Hinckley 42 Competition

Development
- Designer: McCurdy & Rhodes
- Location: United States
- Year: 1982
- Builder: Hinckley Yachts
- Role: Racer
- Name: Hinckley 42 Competition

Boat
- Displacement: 21,500 lb (9,752 kg)
- Draft: 7.30 ft (2.23 m)

Hull
- Type: monohull
- Construction: fiberglass
- LOA: 42.00 ft (12.80 m)
- LWL: 32.00 ft (9.75 m)
- Beam: 12.20 ft (3.72 m)
- Engine: inboard engine

Hull appendages
- Keel: fin keel
- Rudder: internally-mounted spade-type rudder

Rig
- Rig type: Bermuda rig
- I foretriangle height: 57.80 ft (17.62 m)
- J foretriangle base: 17.80 ft (5.43 m)
- P mainsail luff: 50.80 ft (15.48 m)
- E mainsail foot: 16.00 ft (4.88 m)

Sails
- Sailplan: masthead sloop
- Mainsail area: 406.40 sq ft (37.756 m^{2})
- Jib/genoa area: 514.42 sq ft (47.791 m^{2})
- Total sail area: 920.82 sq ft (85.547 m^{2})

= Hinckley 42 Competition =

Sailboat class

The Hinckley 42 Competition is an American sailboat that was designed by McCurdy & Rhodes as a racer and first built in 1982.

The Hinckley 42 Competition is a development of the Sou'wester 42/43, also a McCurdy & Rhodes design.

Activities -
(1) From the Hinckley 42 Competition text, list the four rig measurements with their values in feet.
(2) Turn the paragraph of the Hinckley 42 Competition text that begins "The Hinckley 42 Competition is an American sailboat" into a short bulleted list of its facts.

Information provided -

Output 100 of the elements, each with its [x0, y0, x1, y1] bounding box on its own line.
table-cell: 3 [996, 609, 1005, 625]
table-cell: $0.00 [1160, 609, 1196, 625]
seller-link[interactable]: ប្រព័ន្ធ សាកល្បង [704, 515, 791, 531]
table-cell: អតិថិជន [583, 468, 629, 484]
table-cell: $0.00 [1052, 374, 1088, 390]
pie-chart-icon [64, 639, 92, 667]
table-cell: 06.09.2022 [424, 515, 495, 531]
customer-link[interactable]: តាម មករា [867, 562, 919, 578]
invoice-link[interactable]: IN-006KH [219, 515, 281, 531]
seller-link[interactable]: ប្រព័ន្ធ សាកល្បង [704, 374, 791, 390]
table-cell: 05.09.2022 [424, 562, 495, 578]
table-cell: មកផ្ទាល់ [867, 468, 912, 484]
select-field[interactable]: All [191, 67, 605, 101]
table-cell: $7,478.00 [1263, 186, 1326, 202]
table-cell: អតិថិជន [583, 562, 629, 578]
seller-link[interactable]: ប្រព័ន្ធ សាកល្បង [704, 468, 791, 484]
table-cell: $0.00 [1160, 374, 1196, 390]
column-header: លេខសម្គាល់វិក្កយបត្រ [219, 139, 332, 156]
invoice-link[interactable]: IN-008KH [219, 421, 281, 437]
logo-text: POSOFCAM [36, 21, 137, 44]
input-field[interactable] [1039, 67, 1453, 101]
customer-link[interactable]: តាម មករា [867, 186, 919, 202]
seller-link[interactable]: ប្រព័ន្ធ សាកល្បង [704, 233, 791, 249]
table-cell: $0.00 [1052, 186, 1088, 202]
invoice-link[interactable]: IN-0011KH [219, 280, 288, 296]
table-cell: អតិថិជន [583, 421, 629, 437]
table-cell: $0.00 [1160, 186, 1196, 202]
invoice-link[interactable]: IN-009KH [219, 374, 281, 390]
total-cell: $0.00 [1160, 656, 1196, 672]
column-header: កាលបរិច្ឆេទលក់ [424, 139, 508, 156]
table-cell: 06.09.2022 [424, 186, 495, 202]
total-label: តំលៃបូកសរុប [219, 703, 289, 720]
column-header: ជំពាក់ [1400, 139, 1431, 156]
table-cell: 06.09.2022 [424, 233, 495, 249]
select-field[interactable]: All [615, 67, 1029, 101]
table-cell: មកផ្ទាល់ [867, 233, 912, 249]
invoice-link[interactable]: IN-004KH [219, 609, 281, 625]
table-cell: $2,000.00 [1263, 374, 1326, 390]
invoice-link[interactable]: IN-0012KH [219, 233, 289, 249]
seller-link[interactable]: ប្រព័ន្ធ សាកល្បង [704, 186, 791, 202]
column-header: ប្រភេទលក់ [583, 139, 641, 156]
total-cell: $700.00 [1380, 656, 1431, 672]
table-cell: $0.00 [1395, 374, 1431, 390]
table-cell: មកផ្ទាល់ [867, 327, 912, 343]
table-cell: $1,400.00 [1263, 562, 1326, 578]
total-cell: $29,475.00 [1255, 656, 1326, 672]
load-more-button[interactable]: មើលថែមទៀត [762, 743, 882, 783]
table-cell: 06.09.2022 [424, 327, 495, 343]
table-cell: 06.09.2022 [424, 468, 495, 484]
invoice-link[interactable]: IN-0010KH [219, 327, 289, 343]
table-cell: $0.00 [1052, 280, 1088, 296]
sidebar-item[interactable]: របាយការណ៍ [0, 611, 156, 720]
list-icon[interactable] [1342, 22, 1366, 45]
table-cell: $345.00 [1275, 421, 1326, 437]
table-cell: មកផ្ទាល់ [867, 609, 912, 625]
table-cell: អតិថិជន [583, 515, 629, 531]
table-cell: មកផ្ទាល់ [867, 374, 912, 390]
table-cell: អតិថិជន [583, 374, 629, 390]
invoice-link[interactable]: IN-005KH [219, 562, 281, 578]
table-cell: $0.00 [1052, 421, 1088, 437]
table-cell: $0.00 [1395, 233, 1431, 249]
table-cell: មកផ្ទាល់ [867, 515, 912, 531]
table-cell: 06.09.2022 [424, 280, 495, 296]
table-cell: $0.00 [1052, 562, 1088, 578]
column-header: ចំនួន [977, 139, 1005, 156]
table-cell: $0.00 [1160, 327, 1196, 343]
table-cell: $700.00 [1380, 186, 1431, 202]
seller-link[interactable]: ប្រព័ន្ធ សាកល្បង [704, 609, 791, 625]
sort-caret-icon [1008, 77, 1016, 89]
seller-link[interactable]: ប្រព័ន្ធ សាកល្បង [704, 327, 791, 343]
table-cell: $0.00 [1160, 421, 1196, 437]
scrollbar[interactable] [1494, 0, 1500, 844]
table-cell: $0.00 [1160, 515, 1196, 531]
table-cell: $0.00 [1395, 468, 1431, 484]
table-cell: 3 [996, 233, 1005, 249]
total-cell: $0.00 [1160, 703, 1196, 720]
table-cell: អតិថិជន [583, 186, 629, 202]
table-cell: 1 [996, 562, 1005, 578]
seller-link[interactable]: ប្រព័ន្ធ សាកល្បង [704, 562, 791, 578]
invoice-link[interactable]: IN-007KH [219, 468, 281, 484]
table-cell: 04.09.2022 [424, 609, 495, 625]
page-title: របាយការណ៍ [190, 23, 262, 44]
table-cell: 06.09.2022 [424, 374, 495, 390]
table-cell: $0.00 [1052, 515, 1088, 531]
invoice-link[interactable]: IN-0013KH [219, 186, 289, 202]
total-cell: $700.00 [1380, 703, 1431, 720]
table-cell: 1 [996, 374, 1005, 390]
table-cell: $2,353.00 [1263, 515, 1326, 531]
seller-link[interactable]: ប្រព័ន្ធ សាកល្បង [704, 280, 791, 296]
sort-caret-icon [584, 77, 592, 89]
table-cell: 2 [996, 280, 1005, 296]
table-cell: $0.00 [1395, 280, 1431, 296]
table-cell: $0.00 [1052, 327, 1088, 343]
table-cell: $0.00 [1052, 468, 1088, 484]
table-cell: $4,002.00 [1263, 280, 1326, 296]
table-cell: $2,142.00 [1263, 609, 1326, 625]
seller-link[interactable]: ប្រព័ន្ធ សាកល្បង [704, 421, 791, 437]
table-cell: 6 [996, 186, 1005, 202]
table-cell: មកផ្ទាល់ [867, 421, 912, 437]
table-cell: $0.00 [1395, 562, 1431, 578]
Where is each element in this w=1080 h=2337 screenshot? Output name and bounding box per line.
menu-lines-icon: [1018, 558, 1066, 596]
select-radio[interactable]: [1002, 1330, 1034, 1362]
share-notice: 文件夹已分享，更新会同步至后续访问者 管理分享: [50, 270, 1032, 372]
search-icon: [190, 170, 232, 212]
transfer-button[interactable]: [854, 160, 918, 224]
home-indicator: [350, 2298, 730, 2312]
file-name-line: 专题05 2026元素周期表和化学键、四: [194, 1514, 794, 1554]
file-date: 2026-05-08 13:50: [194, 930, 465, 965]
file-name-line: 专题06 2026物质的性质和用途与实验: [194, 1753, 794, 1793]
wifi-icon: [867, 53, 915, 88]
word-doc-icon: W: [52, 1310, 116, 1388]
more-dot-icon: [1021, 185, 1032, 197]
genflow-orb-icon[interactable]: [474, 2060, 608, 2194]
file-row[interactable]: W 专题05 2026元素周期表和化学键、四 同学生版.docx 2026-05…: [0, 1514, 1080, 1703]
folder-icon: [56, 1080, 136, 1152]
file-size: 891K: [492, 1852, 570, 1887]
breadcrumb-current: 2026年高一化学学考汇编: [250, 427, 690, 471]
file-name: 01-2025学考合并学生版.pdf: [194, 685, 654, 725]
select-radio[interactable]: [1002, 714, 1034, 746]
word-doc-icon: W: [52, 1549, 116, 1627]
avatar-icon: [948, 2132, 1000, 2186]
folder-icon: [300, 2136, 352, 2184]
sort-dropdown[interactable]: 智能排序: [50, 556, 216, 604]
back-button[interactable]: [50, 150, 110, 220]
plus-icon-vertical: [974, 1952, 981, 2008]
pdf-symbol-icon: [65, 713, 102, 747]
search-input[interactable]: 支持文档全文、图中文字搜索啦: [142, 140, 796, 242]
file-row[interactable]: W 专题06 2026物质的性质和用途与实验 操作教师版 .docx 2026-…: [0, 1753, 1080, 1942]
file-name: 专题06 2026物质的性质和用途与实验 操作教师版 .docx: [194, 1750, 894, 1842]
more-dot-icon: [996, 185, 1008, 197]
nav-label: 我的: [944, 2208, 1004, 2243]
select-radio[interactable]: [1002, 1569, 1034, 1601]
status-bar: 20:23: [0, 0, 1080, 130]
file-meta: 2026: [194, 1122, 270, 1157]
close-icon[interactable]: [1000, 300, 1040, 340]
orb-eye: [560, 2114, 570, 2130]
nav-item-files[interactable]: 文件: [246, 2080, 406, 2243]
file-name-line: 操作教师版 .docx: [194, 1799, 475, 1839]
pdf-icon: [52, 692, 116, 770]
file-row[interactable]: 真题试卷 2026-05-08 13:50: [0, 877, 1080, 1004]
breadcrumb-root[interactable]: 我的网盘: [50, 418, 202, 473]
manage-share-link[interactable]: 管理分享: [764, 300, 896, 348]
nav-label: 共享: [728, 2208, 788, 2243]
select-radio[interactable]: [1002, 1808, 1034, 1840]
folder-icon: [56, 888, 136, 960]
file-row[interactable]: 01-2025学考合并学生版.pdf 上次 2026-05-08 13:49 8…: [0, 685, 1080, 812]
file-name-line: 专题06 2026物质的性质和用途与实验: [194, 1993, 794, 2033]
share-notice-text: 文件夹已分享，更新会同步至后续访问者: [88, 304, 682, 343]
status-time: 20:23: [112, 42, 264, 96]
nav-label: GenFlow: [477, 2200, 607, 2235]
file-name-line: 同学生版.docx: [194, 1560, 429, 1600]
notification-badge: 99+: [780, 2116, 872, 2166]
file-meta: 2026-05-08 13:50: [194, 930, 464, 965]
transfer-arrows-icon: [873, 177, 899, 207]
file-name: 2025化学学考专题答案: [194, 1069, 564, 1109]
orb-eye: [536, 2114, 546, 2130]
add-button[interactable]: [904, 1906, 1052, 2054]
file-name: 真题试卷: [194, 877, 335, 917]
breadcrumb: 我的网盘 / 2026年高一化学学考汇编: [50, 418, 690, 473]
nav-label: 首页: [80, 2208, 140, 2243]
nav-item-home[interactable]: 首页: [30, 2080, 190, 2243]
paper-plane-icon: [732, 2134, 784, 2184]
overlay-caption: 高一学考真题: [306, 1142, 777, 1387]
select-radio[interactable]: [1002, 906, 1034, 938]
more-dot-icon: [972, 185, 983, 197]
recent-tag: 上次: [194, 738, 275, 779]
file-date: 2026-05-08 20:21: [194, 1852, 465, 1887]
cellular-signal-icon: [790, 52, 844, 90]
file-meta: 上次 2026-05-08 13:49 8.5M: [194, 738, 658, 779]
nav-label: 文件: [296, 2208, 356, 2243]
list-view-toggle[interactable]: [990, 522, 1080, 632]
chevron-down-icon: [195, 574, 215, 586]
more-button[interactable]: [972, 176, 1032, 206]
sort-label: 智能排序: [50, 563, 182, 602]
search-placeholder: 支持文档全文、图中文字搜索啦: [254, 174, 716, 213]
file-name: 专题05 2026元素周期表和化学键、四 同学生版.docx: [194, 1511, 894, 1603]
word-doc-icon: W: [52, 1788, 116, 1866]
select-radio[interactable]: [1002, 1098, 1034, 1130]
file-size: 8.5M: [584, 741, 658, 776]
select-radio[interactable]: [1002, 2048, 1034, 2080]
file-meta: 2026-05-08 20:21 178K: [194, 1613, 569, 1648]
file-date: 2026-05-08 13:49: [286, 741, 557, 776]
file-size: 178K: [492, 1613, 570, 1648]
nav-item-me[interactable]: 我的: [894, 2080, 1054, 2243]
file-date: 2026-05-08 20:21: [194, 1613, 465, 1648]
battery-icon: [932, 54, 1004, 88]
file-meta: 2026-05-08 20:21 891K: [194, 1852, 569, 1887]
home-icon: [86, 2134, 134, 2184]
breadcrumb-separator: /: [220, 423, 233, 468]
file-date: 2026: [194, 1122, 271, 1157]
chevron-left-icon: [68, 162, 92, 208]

Response list -
(1)
- I foretriangle height: 57.80 ft
- J foretriangle base: 17.80 ft
- P mainsail luff: 50.80 ft
- E mainsail foot: 16.00 ft

(2)
- Origin: American sailboat
- Designer: McCurdy & Rhodes
- Role: racer
- First built: 1982